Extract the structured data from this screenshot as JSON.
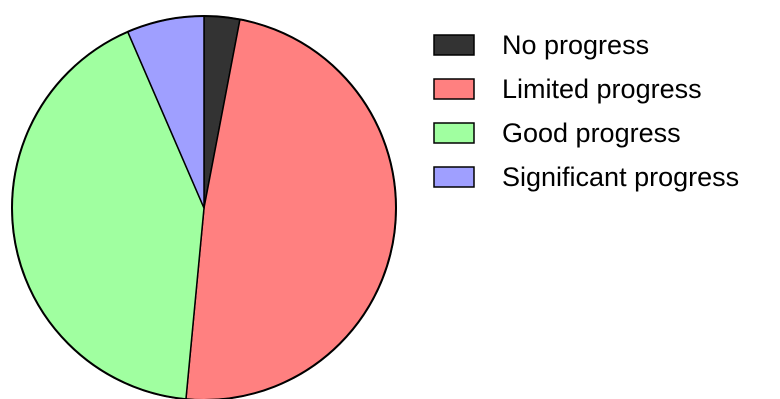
{
  "chart_data": {
    "type": "pie",
    "title": "",
    "slices": [
      {
        "label": "No progress",
        "value": 3,
        "color": "#333333"
      },
      {
        "label": "Limited progress",
        "value": 48.5,
        "color": "#ff8080"
      },
      {
        "label": "Good progress",
        "value": 42,
        "color": "#a0ffa0"
      },
      {
        "label": "Significant progress",
        "value": 6.5,
        "color": "#9f9fff"
      }
    ],
    "start_angle": "12 o'clock",
    "direction": "clockwise",
    "legend": {
      "position": "right"
    }
  }
}
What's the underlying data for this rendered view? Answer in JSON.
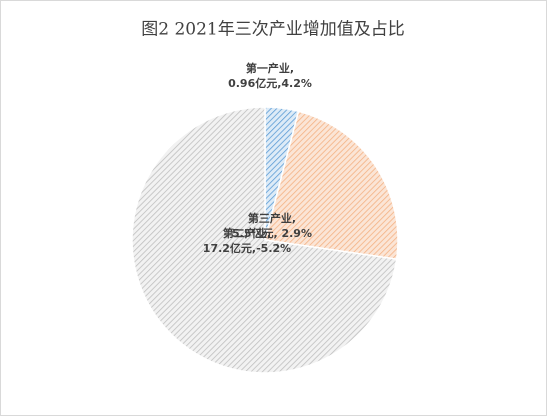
{
  "chart_data": {
    "type": "pie",
    "title": "图2  2021年三次产业增加值及占比",
    "categories": [
      "第一产业",
      "第三产业",
      "第二产业"
    ],
    "values": [
      0.96,
      5.5,
      17.2
    ],
    "value_labels": [
      [
        "第一产业,",
        "0.96亿元,4.2%"
      ],
      [
        "第三产业,",
        "5.5亿元, 2.9%"
      ],
      [
        "第二产业,",
        "17.2亿元,-5.2%"
      ]
    ],
    "colors": [
      "#9dc3e6",
      "#f4b183",
      "#bfbfbf"
    ]
  }
}
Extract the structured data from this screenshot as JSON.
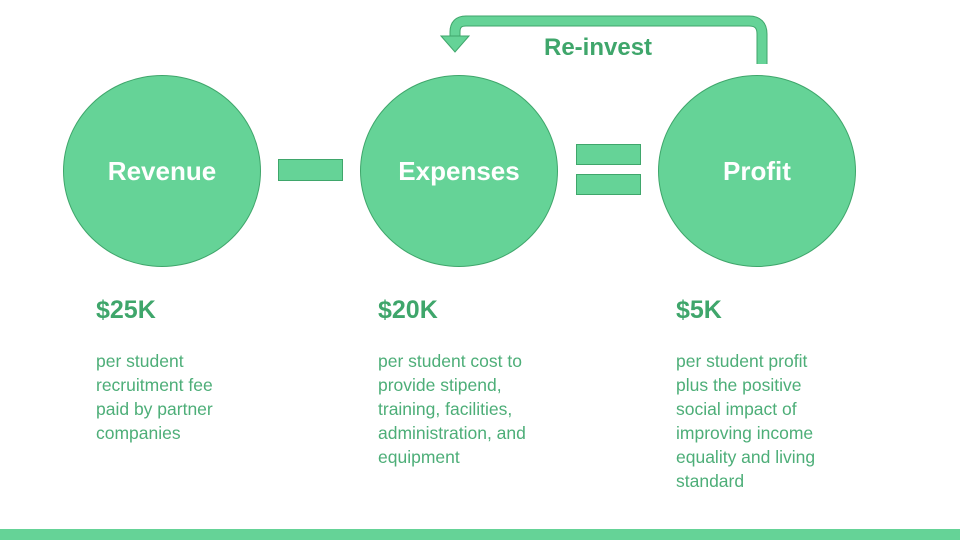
{
  "reinvest_label": "Re-invest",
  "columns": [
    {
      "circle_label": "Revenue",
      "amount": "$25K",
      "description": "per student\nrecruitment fee\npaid by partner\ncompanies"
    },
    {
      "circle_label": "Expenses",
      "amount": "$20K",
      "description": "per student cost to\nprovide stipend,\ntraining, facilities,\nadministration, and\nequipment"
    },
    {
      "circle_label": "Profit",
      "amount": "$5K",
      "description": "per student profit\nplus the positive\nsocial impact of\nimproving income\nequality and living\nstandard"
    }
  ],
  "operators": {
    "minus": "minus-sign",
    "equals": "equals-sign"
  },
  "colors": {
    "accent_fill": "#65d397",
    "accent_stroke": "#3fa66b",
    "text_green": "#3fa66b"
  }
}
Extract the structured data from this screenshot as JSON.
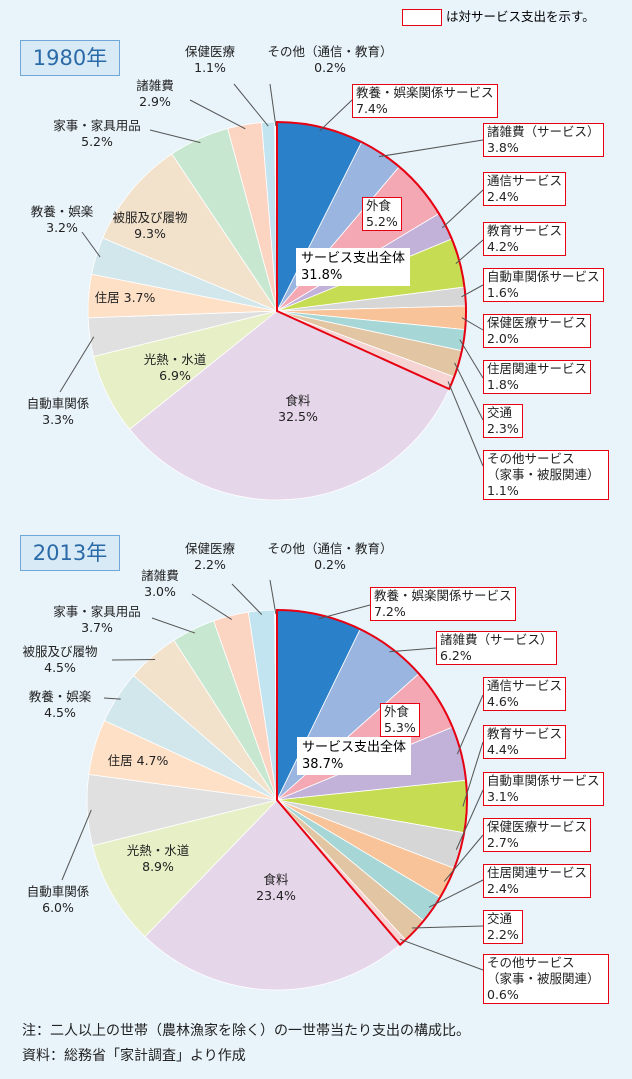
{
  "legend": {
    "text": "は対サービス支出を示す。",
    "color": "#e60012"
  },
  "notes": [
    "注：二人以上の世帯（農林漁家を除く）の一世帯当たり支出の構成比。",
    "資料：総務省「家計調査」より作成"
  ],
  "chart_data": [
    {
      "type": "pie",
      "title": "1980年",
      "categories": [
        "教養・娯楽関係サービス",
        "諸雑費（サービス）",
        "外食",
        "通信サービス",
        "教育サービス",
        "自動車関係サービス",
        "保健医療サービス",
        "住居関連サービス",
        "交通",
        "その他サービス（家事・被服関連）",
        "食料",
        "光熱・水道",
        "自動車関係",
        "住居",
        "教養・娯楽",
        "被服及び履物",
        "家事・家具用品",
        "諸雑費",
        "保健医療",
        "その他（通信・教育）"
      ],
      "values": [
        7.4,
        3.8,
        5.2,
        2.4,
        4.2,
        1.6,
        2.0,
        1.8,
        2.3,
        1.1,
        32.5,
        6.9,
        3.3,
        3.7,
        3.2,
        9.3,
        5.2,
        2.9,
        1.1,
        0.2
      ],
      "value_labels": [
        "7.4%",
        "3.8%",
        "5.2%",
        "2.4%",
        "4.2%",
        "1.6%",
        "2.0%",
        "1.8%",
        "2.3%",
        "1.1%",
        "32.5%",
        "6.9%",
        "3.3%",
        "3.7%",
        "3.2%",
        "9.3%",
        "5.2%",
        "2.9%",
        "1.1%",
        "0.2%"
      ],
      "highlight": [
        true,
        true,
        true,
        true,
        true,
        true,
        true,
        true,
        true,
        true,
        false,
        false,
        false,
        false,
        false,
        false,
        false,
        false,
        false,
        false
      ],
      "colors": [
        "#2a80c9",
        "#9ab6e0",
        "#f4a8b4",
        "#c2b2da",
        "#c6dc52",
        "#d6d6d6",
        "#f8c398",
        "#a6d6d6",
        "#e2c6a4",
        "#f6d4d4",
        "#e6d6ea",
        "#e6efc6",
        "#e0e0e0",
        "#fde0c6",
        "#d2e7ec",
        "#f2e2cc",
        "#c8e7d0",
        "#fcd4c2",
        "#c2e3f0",
        "#ffffff"
      ],
      "service_total": {
        "label": "サービス支出全体",
        "value": 31.8,
        "value_label": "31.8%"
      }
    },
    {
      "type": "pie",
      "title": "2013年",
      "categories": [
        "教養・娯楽関係サービス",
        "諸雑費（サービス）",
        "外食",
        "通信サービス",
        "教育サービス",
        "自動車関係サービス",
        "保健医療サービス",
        "住居関連サービス",
        "交通",
        "その他サービス（家事・被服関連）",
        "食料",
        "光熱・水道",
        "自動車関係",
        "住居",
        "教養・娯楽",
        "被服及び履物",
        "家事・家具用品",
        "諸雑費",
        "保健医療",
        "その他（通信・教育）"
      ],
      "values": [
        7.2,
        6.2,
        5.3,
        4.6,
        4.4,
        3.1,
        2.7,
        2.4,
        2.2,
        0.6,
        23.4,
        8.9,
        6.0,
        4.7,
        4.5,
        4.5,
        3.7,
        3.0,
        2.2,
        0.2
      ],
      "value_labels": [
        "7.2%",
        "6.2%",
        "5.3%",
        "4.6%",
        "4.4%",
        "3.1%",
        "2.7%",
        "2.4%",
        "2.2%",
        "0.6%",
        "23.4%",
        "8.9%",
        "6.0%",
        "4.7%",
        "4.5%",
        "4.5%",
        "3.7%",
        "3.0%",
        "2.2%",
        "0.2%"
      ],
      "highlight": [
        true,
        true,
        true,
        true,
        true,
        true,
        true,
        true,
        true,
        true,
        false,
        false,
        false,
        false,
        false,
        false,
        false,
        false,
        false,
        false
      ],
      "colors": [
        "#2a80c9",
        "#9ab6e0",
        "#f4a8b4",
        "#c2b2da",
        "#c6dc52",
        "#d6d6d6",
        "#f8c398",
        "#a6d6d6",
        "#e2c6a4",
        "#f6d4d4",
        "#e6d6ea",
        "#e6efc6",
        "#e0e0e0",
        "#fde0c6",
        "#d2e7ec",
        "#f2e2cc",
        "#c8e7d0",
        "#fcd4c2",
        "#c2e3f0",
        "#ffffff"
      ],
      "service_total": {
        "label": "サービス支出全体",
        "value": 38.7,
        "value_label": "38.7%"
      }
    }
  ]
}
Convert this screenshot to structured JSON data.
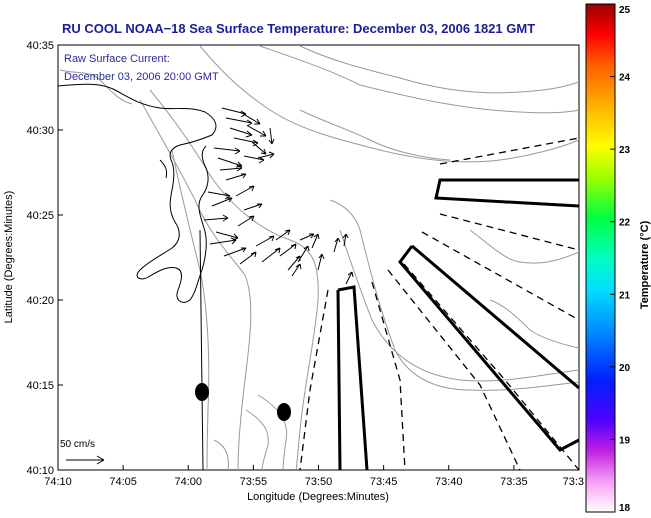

[AIM OF THE TASK]
Reproduce each record from above exactly; pictures do not belong in the copy.

[SOLVED EXERCISE]
Extract the structured data from this screenshot as JSON.
{
  "chart_data": {
    "type": "pie",
    "title": "",
    "slices": [
      {
        "label": "No progress",
        "value": 3,
        "color": "#333333"
      },
      {
        "label": "Limited progress",
        "value": 48.5,
        "color": "#ff8080"
      },
      {
        "label": "Good progress",
        "value": 42,
        "color": "#a0ffa0"
      },
      {
        "label": "Significant progress",
        "value": 6.5,
        "color": "#9f9fff"
      }
    ],
    "start_angle": "12 o'clock",
    "direction": "clockwise",
    "legend": {
      "position": "right"
    }
  }
}
What's the underlying data for this rendered view? Answer in JSON.
{
  "chart_data": {
    "type": "pie",
    "title": "图2  2021年三次产业增加值及占比",
    "categories": [
      "第一产业",
      "第三产业",
      "第二产业"
    ],
    "values": [
      0.96,
      5.5,
      17.2
    ],
    "value_labels": [
      [
        "第一产业,",
        "0.96亿元,4.2%"
      ],
      [
        "第三产业,",
        "5.5亿元, 2.9%"
      ],
      [
        "第二产业,",
        "17.2亿元,-5.2%"
      ]
    ],
    "colors": [
      "#9dc3e6",
      "#f4b183",
      "#bfbfbf"
    ]
  }
}
Extract the structured data from this screenshot as JSON.
{
  "reinvest_label": "Re-invest",
  "columns": [
    {
      "circle_label": "Revenue",
      "amount": "$25K",
      "description": "per student\nrecruitment fee\npaid by partner\ncompanies"
    },
    {
      "circle_label": "Expenses",
      "amount": "$20K",
      "description": "per student cost to\nprovide stipend,\ntraining, facilities,\nadministration, and\nequipment"
    },
    {
      "circle_label": "Profit",
      "amount": "$5K",
      "description": "per student profit\nplus the positive\nsocial impact of\nimproving income\nequality and living\nstandard"
    }
  ],
  "operators": {
    "minus": "minus-sign",
    "equals": "equals-sign"
  },
  "colors": {
    "accent_fill": "#65d397",
    "accent_stroke": "#3fa66b",
    "text_green": "#3fa66b"
  }
}
Extract the structured data from this screenshot as JSON.
{
  "legend": {
    "text": "は対サービス支出を示す。",
    "color": "#e60012"
  },
  "notes": [
    "注：二人以上の世帯（農林漁家を除く）の一世帯当たり支出の構成比。",
    "資料：総務省「家計調査」より作成"
  ],
  "chart_data": [
    {
      "type": "pie",
      "title": "1980年",
      "categories": [
        "教養・娯楽関係サービス",
        "諸雑費（サービス）",
        "外食",
        "通信サービス",
        "教育サービス",
        "自動車関係サービス",
        "保健医療サービス",
        "住居関連サービス",
        "交通",
        "その他サービス（家事・被服関連）",
        "食料",
        "光熱・水道",
        "自動車関係",
        "住居",
        "教養・娯楽",
        "被服及び履物",
        "家事・家具用品",
        "諸雑費",
        "保健医療",
        "その他（通信・教育）"
      ],
      "values": [
        7.4,
        3.8,
        5.2,
        2.4,
        4.2,
        1.6,
        2.0,
        1.8,
        2.3,
        1.1,
        32.5,
        6.9,
        3.3,
        3.7,
        3.2,
        9.3,
        5.2,
        2.9,
        1.1,
        0.2
      ],
      "value_labels": [
        "7.4%",
        "3.8%",
        "5.2%",
        "2.4%",
        "4.2%",
        "1.6%",
        "2.0%",
        "1.8%",
        "2.3%",
        "1.1%",
        "32.5%",
        "6.9%",
        "3.3%",
        "3.7%",
        "3.2%",
        "9.3%",
        "5.2%",
        "2.9%",
        "1.1%",
        "0.2%"
      ],
      "highlight": [
        true,
        true,
        true,
        true,
        true,
        true,
        true,
        true,
        true,
        true,
        false,
        false,
        false,
        false,
        false,
        false,
        false,
        false,
        false,
        false
      ],
      "colors": [
        "#2a80c9",
        "#9ab6e0",
        "#f4a8b4",
        "#c2b2da",
        "#c6dc52",
        "#d6d6d6",
        "#f8c398",
        "#a6d6d6",
        "#e2c6a4",
        "#f6d4d4",
        "#e6d6ea",
        "#e6efc6",
        "#e0e0e0",
        "#fde0c6",
        "#d2e7ec",
        "#f2e2cc",
        "#c8e7d0",
        "#fcd4c2",
        "#c2e3f0",
        "#ffffff"
      ],
      "service_total": {
        "label": "サービス支出全体",
        "value": 31.8,
        "value_label": "31.8%"
      }
    },
    {
      "type": "pie",
      "title": "2013年",
      "categories": [
        "教養・娯楽関係サービス",
        "諸雑費（サービス）",
        "外食",
        "通信サービス",
        "教育サービス",
        "自動車関係サービス",
        "保健医療サービス",
        "住居関連サービス",
        "交通",
        "その他サービス（家事・被服関連）",
        "食料",
        "光熱・水道",
        "自動車関係",
        "住居",
        "教養・娯楽",
        "被服及び履物",
        "家事・家具用品",
        "諸雑費",
        "保健医療",
        "その他（通信・教育）"
      ],
      "values": [
        7.2,
        6.2,
        5.3,
        4.6,
        4.4,
        3.1,
        2.7,
        2.4,
        2.2,
        0.6,
        23.4,
        8.9,
        6.0,
        4.7,
        4.5,
        4.5,
        3.7,
        3.0,
        2.2,
        0.2
      ],
      "value_labels": [
        "7.2%",
        "6.2%",
        "5.3%",
        "4.6%",
        "4.4%",
        "3.1%",
        "2.7%",
        "2.4%",
        "2.2%",
        "0.6%",
        "23.4%",
        "8.9%",
        "6.0%",
        "4.7%",
        "4.5%",
        "4.5%",
        "3.7%",
        "3.0%",
        "2.2%",
        "0.2%"
      ],
      "highlight": [
        true,
        true,
        true,
        true,
        true,
        true,
        true,
        true,
        true,
        true,
        false,
        false,
        false,
        false,
        false,
        false,
        false,
        false,
        false,
        false
      ],
      "colors": [
        "#2a80c9",
        "#9ab6e0",
        "#f4a8b4",
        "#c2b2da",
        "#c6dc52",
        "#d6d6d6",
        "#f8c398",
        "#a6d6d6",
        "#e2c6a4",
        "#f6d4d4",
        "#e6d6ea",
        "#e6efc6",
        "#e0e0e0",
        "#fde0c6",
        "#d2e7ec",
        "#f2e2cc",
        "#c8e7d0",
        "#fcd4c2",
        "#c2e3f0",
        "#ffffff"
      ],
      "service_total": {
        "label": "サービス支出全体",
        "value": 38.7,
        "value_label": "38.7%"
      }
    }
  ]
}
Convert this screenshot to structured JSON data.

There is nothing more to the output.